Restate every entry word for word.

Excerpted data:
• • • • •

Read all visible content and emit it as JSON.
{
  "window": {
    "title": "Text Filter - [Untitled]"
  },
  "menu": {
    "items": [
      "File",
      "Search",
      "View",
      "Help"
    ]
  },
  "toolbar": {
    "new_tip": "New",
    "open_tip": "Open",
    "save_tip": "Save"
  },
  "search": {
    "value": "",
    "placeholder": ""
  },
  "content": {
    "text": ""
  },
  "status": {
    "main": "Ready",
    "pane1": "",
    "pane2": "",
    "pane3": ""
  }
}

• • • • •

Correct result:
Read all visible content and emit it as JSON.
{
  "window": {
    "title": "Text Filter - [Untitled]"
  },
  "menu": {
    "items": [
      "File",
      "Search",
      "View",
      "Help"
    ]
  },
  "toolbar": {
    "new_tip": "New",
    "open_tip": "Open",
    "save_tip": "Save"
  },
  "search": {
    "value": "",
    "placeholder": ""
  },
  "content": {
    "text": ""
  },
  "status": {
    "main": "Ready",
    "pane1": "",
    "pane2": "",
    "pane3": ""
  }
}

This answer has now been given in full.